# [Passage shown]
Cambridge Faculty of Law Legal Studies Research Paper SeriesThe Faculty has published Volume 9 Number 2 of the University of Cambridge Faculty of Law Legal Studies Research Paper Series on SSRN.

This issue includes the following articles:

Mark Elliott: Through the Looking-Glass? Ouster Clauses, Statutory Interpretation and the British Constitution (4/2018)

This purpose of this paper is to examine the way in which courts in the UK interpret both ouster clauses and other provisions that may appear to inhibit or preclude the performance of the judicial, including the interpretive, function. Examining such questions supplies a valuable opportunity to consider how the UK's uncodified constitutional system works, and how judicial understandings of that system - and of the curial role within it - have developed over time. In this way, it becomes possible to understand why older decisions in which legislative ouster was met with judicial equanimity seem so archaic when viewed through a contemporary lens. Ultimately, the question arises whether judicial construction of ouster clauses in the UK is so strained as to amount, in substance, to something more than just interpretation - a question that implicates fundamental issues about the veracity of the principle of parliamentary sovereignty. It is argued, however, that the case law - and the broader set of institutional interactions of which it forms a part - does not provide any definitive answer to such questions, and that the imperative of avoiding constitutional crisis renders such uncertainty a good rather than a bad thing.

Joanna Bryson, Mihailis Evangelos Diamantis & Thomas D. Grant: Of, for, and by the People: The Legal Lacuna of Synthetic Persons (5/2018)

Bounding box entries
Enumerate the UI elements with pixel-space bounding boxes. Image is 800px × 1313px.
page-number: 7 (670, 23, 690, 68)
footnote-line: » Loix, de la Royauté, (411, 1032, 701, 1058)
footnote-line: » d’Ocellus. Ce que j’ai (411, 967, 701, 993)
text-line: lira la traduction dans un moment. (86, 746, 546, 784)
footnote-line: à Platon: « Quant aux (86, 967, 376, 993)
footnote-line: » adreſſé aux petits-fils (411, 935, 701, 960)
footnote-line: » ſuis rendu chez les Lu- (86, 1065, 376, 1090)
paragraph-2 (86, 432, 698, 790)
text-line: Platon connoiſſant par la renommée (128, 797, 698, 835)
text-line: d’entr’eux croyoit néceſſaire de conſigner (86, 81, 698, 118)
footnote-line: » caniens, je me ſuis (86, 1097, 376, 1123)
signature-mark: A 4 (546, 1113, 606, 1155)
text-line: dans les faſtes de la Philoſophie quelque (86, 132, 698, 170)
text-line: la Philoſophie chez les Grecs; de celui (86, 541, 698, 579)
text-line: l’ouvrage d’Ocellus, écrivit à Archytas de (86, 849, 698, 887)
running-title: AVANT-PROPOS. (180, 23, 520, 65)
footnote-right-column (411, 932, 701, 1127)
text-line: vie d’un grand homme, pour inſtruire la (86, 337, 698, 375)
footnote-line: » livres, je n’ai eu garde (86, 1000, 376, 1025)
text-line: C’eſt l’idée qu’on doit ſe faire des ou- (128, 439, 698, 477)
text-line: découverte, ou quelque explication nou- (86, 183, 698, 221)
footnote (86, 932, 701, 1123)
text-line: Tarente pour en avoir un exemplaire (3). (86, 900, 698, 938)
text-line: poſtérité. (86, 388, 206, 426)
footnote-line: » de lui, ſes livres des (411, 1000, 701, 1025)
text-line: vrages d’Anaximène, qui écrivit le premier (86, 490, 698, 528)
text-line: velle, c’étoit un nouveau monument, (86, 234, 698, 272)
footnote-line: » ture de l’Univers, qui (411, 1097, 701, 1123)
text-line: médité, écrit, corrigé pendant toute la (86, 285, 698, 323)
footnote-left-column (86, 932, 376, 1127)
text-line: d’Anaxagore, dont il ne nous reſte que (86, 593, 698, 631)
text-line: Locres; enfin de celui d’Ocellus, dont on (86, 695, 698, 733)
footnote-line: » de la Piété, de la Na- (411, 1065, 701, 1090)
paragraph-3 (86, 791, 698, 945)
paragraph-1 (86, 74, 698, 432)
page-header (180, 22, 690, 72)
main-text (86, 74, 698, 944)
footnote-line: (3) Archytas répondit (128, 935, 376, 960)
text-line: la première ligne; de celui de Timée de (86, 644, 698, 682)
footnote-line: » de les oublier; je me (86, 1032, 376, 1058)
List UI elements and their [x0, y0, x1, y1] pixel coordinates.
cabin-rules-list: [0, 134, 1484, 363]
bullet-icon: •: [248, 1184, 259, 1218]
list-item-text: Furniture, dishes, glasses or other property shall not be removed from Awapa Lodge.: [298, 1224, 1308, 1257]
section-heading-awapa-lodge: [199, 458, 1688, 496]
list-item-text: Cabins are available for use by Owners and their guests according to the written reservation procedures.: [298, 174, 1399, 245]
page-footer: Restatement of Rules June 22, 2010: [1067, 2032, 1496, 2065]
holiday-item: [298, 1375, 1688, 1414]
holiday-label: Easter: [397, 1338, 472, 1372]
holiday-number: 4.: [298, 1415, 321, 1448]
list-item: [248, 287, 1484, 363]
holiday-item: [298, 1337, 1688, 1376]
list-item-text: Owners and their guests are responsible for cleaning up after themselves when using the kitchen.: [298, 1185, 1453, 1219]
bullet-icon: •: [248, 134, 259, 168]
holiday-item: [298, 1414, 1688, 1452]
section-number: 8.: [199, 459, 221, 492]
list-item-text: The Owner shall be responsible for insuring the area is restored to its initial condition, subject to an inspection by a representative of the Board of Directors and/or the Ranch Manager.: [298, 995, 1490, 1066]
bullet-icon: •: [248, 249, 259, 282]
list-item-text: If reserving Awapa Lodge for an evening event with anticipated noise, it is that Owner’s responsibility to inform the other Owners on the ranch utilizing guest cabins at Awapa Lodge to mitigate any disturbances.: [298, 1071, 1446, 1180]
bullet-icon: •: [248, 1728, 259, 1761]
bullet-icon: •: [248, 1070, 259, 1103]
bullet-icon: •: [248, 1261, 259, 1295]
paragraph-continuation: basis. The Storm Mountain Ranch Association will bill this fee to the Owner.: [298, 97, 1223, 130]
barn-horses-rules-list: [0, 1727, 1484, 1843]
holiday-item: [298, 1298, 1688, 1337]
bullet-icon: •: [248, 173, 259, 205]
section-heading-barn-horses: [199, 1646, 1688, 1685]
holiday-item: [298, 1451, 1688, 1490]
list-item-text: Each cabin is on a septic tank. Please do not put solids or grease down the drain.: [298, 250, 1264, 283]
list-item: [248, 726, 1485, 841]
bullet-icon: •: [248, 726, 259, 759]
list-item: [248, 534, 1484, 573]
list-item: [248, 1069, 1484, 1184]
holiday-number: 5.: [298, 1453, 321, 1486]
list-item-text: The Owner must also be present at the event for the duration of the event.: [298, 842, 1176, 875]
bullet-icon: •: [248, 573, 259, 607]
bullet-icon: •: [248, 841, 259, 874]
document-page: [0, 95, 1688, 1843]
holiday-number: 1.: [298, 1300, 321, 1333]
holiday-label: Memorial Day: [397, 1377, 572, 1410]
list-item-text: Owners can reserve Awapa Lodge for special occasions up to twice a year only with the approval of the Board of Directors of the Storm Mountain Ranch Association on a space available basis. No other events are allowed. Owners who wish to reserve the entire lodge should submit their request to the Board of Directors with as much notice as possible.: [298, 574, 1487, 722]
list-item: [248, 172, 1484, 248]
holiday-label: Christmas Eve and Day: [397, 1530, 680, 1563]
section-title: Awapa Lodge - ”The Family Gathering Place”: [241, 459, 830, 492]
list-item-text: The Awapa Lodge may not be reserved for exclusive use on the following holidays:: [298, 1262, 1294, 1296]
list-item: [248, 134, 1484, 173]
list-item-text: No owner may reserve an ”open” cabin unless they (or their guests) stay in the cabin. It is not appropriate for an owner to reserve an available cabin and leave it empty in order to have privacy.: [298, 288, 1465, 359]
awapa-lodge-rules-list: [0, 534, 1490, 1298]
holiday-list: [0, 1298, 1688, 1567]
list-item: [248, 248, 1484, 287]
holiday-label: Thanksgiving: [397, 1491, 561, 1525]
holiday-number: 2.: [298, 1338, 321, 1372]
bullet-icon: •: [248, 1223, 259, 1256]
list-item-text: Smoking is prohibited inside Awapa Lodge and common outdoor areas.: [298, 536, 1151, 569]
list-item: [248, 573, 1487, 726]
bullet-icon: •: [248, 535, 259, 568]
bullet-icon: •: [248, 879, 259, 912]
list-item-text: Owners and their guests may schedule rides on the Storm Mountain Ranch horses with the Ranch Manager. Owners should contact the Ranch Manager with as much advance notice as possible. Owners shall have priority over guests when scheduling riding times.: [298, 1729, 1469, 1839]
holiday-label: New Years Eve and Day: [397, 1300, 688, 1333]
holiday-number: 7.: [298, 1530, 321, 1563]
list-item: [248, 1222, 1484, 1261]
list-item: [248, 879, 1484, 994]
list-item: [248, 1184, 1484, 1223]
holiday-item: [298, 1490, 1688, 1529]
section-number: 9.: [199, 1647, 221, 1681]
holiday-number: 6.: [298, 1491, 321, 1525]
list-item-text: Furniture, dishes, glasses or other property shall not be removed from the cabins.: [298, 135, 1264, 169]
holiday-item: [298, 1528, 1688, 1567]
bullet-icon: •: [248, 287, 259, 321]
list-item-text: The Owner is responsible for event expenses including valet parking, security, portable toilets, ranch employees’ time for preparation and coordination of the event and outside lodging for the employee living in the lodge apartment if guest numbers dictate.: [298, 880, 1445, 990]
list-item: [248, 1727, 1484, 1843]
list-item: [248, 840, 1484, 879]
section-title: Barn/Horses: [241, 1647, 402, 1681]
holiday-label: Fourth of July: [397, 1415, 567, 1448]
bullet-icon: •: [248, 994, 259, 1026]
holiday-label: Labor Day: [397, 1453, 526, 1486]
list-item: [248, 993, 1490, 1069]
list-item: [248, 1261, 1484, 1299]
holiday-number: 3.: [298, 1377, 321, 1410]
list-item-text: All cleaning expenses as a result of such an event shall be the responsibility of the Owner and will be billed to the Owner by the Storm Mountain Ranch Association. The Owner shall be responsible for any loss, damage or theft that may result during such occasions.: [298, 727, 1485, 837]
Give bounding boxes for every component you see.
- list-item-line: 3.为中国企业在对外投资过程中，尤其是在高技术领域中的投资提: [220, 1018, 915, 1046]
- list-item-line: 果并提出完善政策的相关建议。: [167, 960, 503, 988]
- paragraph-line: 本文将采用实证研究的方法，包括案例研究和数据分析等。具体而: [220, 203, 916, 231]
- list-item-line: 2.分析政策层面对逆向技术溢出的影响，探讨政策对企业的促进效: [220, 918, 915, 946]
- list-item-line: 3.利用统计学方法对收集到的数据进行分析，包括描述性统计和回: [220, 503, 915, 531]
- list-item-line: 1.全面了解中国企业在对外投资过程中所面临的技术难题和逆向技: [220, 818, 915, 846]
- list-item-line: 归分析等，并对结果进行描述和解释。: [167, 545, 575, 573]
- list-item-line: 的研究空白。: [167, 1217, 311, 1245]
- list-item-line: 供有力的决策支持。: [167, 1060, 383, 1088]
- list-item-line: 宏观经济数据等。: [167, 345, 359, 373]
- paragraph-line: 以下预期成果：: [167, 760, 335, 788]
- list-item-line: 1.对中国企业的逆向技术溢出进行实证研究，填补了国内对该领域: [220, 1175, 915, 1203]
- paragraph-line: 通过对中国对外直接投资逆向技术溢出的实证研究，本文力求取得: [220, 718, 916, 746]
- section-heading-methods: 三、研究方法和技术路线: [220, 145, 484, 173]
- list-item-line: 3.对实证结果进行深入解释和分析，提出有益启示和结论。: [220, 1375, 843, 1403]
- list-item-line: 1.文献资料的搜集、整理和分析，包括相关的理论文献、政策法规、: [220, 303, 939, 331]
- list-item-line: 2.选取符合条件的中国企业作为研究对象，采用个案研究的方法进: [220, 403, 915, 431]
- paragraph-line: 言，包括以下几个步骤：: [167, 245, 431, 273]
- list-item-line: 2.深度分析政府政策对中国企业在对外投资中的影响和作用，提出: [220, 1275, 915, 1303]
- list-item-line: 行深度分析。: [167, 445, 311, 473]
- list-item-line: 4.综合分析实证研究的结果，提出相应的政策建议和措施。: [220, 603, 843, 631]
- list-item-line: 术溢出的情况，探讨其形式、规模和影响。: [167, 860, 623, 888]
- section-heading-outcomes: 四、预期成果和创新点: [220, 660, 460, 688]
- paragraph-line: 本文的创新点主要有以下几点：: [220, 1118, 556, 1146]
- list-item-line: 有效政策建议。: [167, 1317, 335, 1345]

# [What to produce]
Please state which volume and number of its research paper series the law faculty announcement says the Faculty published on SSRN. The rows are not needed for this.

# [Reply to the exercise]
Volume 9 Number 2.